**WRITTEN PROBLEM:** Only a number is wanted: how many lines of the entries include the string "title"?

+++ LISTING +++

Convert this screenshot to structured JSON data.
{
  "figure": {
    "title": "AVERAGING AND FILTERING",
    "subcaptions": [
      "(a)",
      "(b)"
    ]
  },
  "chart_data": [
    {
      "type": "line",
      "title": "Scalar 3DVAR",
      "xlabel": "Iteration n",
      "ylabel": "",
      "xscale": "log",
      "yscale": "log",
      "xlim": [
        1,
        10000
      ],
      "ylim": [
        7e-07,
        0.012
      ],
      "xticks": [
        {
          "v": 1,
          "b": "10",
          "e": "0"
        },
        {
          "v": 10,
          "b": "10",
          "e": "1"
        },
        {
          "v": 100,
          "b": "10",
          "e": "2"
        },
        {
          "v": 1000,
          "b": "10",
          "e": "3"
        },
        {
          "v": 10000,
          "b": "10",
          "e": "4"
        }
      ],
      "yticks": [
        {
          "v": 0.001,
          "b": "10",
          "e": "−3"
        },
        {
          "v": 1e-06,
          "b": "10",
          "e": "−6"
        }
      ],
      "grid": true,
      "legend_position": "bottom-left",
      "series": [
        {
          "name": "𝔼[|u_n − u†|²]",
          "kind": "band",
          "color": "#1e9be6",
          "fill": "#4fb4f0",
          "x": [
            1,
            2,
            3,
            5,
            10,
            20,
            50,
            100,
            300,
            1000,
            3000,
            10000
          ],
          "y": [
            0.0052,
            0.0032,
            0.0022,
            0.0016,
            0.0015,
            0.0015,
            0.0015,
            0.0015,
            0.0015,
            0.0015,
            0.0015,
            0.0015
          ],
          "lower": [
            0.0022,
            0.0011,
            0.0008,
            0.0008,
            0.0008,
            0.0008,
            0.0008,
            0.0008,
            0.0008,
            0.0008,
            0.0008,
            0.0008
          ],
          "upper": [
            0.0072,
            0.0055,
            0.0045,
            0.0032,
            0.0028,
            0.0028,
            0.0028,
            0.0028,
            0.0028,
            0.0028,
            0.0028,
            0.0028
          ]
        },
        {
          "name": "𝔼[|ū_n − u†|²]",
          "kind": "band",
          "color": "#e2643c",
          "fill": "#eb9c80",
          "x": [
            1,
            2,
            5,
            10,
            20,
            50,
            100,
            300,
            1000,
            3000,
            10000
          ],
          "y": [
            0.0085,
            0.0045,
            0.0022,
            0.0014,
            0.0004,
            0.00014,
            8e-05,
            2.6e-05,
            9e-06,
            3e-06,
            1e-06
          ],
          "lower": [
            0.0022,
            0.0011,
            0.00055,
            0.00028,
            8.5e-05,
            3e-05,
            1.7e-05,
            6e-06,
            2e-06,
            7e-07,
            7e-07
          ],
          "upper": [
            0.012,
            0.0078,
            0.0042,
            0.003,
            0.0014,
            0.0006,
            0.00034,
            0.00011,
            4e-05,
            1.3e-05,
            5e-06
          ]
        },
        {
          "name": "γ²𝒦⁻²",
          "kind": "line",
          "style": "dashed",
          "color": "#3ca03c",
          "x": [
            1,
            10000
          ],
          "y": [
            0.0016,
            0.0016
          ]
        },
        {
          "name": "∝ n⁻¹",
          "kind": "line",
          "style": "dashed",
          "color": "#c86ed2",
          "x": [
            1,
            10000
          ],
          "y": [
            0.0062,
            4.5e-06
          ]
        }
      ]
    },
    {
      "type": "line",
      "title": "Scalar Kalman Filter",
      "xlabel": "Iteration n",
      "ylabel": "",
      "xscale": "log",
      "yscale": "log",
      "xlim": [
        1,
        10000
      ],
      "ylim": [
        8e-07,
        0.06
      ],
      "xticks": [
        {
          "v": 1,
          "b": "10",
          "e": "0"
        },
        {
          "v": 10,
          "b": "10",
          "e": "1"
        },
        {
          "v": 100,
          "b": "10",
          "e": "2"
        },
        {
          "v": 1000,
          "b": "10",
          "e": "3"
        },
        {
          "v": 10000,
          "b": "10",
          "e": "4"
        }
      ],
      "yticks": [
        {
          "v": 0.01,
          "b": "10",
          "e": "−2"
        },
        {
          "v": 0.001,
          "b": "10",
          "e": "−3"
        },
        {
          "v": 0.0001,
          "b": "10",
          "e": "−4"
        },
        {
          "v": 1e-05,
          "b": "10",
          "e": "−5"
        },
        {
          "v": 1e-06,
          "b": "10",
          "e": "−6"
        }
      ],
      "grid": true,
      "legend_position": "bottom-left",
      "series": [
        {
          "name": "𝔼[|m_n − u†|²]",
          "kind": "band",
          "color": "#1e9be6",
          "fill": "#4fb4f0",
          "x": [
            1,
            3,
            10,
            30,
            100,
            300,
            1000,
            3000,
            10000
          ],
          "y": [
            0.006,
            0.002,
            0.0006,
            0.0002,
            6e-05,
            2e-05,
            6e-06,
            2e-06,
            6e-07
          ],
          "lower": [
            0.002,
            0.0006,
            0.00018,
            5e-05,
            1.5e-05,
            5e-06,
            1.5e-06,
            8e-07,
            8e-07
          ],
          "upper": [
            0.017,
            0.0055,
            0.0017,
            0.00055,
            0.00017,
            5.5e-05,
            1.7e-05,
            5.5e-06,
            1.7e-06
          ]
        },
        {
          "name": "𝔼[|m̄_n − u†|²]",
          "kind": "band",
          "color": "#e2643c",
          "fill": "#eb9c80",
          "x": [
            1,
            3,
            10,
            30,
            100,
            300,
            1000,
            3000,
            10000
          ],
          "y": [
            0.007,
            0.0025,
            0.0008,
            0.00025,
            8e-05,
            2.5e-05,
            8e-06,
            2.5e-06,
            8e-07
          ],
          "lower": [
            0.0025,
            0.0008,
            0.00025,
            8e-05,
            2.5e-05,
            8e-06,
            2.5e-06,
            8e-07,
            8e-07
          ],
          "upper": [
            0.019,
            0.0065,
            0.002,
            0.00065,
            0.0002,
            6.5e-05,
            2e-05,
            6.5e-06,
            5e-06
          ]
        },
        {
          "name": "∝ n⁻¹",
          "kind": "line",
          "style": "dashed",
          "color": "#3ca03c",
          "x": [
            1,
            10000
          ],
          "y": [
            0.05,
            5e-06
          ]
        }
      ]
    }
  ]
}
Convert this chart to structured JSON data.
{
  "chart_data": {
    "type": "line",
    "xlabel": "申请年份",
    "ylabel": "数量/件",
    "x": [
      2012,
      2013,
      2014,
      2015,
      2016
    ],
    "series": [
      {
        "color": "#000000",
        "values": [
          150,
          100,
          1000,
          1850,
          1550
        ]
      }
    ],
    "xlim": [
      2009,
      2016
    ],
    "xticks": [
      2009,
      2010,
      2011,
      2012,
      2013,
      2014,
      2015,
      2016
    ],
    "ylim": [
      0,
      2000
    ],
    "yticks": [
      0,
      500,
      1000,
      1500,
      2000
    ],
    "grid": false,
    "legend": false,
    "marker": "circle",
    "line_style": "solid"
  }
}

+++

**THE OUTPUT:** 3